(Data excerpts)

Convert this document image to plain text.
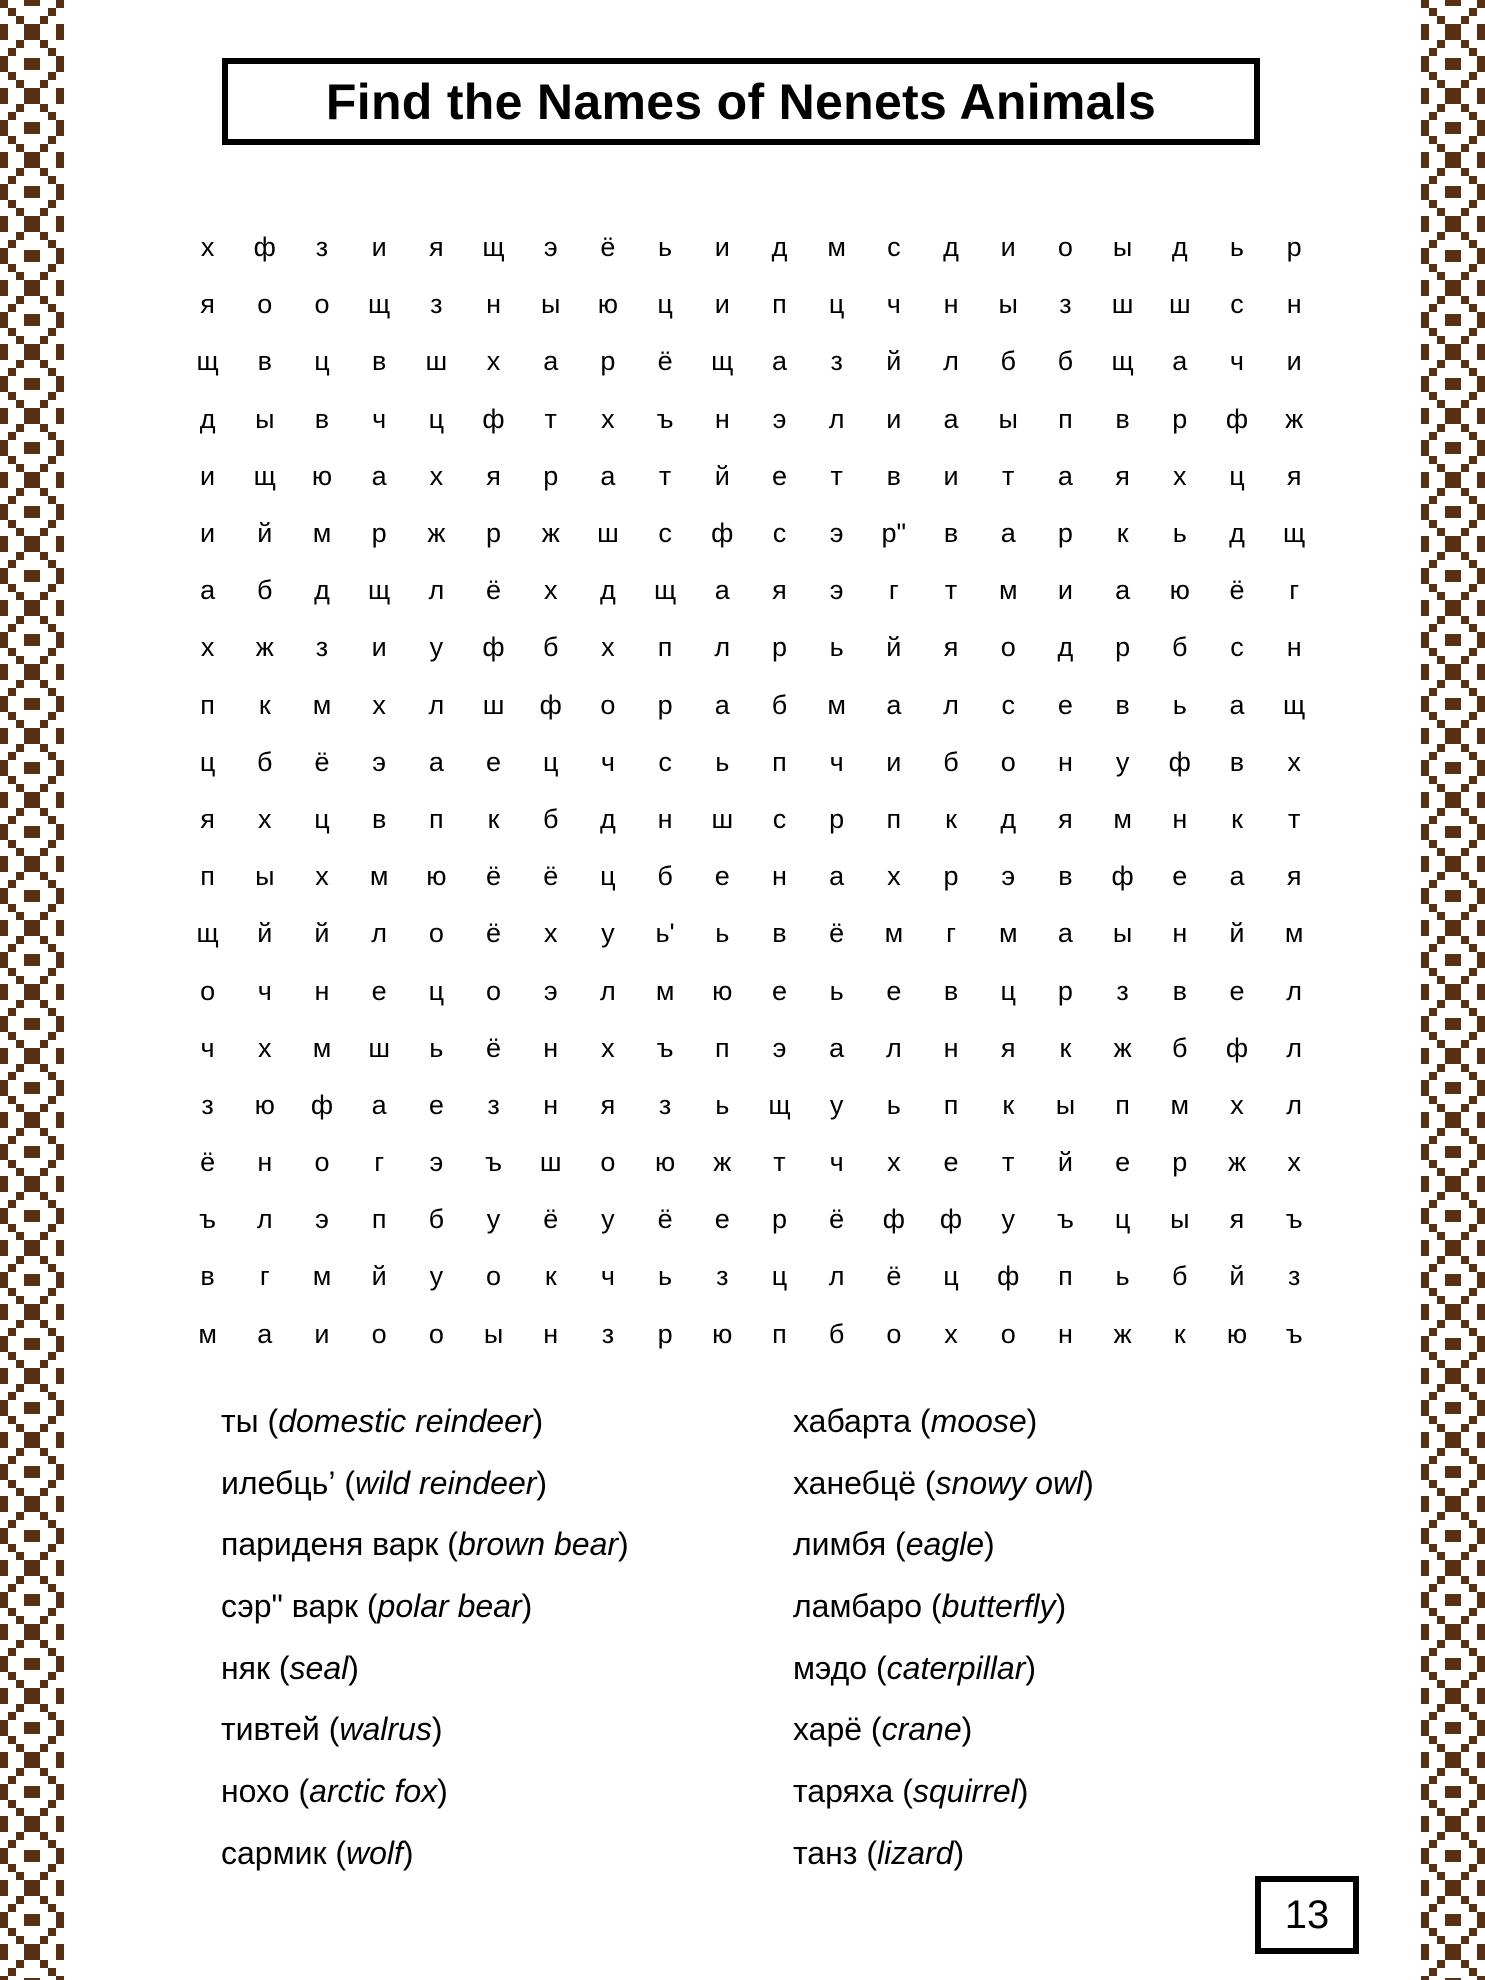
Find the Names of Nenets Animals
х	ф	з	и	я	щ	э	ё	ь	и	д	м	с	д	и	о	ы	д	ь	р
я	о	о	щ	з	н	ы	ю	ц	и	п	ц	ч	н	ы	з	ш	ш	с	н
щ	в	ц	в	ш	х	а	р	ё	щ	а	з	й	л	б	б	щ	а	ч	и
д	ы	в	ч	ц	ф	т	х	ъ	н	э	л	и	а	ы	п	в	р	ф	ж
и	щ	ю	а	х	я	р	а	т	й	е	т	в	и	т	а	я	х	ц	я
и	й	м	р	ж	р	ж	ш	с	ф	с	э	р"	в	а	р	к	ь	д	щ
а	б	д	щ	л	ё	х	д	щ	а	я	э	г	т	м	и	а	ю	ё	г
х	ж	з	и	у	ф	б	х	п	л	р	ь	й	я	о	д	р	б	с	н
п	к	м	х	л	ш	ф	о	р	а	б	м	а	л	с	е	в	ь	а	щ
ц	б	ё	э	а	е	ц	ч	с	ь	п	ч	и	б	о	н	у	ф	в	х
я	х	ц	в	п	к	б	д	н	ш	с	р	п	к	д	я	м	н	к	т
п	ы	х	м	ю	ё	ё	ц	б	е	н	а	х	р	э	в	ф	е	а	я
щ	й	й	л	о	ё	х	у	ь'	ь	в	ё	м	г	м	а	ы	н	й	м
о	ч	н	е	ц	о	э	л	м	ю	е	ь	е	в	ц	р	з	в	е	л
ч	х	м	ш	ь	ё	н	х	ъ	п	э	а	л	н	я	к	ж	б	ф	л
з	ю	ф	а	е	з	н	я	з	ь	щ	у	ь	п	к	ы	п	м	х	л
ё	н	о	г	э	ъ	ш	о	ю	ж	т	ч	х	е	т	й	е	р	ж	х
ъ	л	э	п	б	у	ё	у	ё	е	р	ё	ф	ф	у	ъ	ц	ы	я	ъ
в	г	м	й	у	о	к	ч	ь	з	ц	л	ё	ц	ф	п	ь	б	й	з
м	а	и	о	о	ы	н	з	р	ю	п	б	о	х	о	н	ж	к	ю	ъ
ты ( domestic reindeer )
илебць’ ( wild reindeer )
париденя варк ( brown bear )
сэр" варк ( polar bear )
няк ( seal )
тивтей ( walrus )
нохо ( arctic fox )
сармик ( wolf )
хабарта ( moose )
ханебцё ( snowy owl )
лимбя ( eagle )
ламбаро ( butterfly )
мэдо ( caterpillar )
харё ( crane )
таряха ( squirrel )
танз ( lizard )
13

# Short task
List all lines holding the string "bear".

# The reply
париденя варк ( brown bear )
сэр" варк ( polar bear )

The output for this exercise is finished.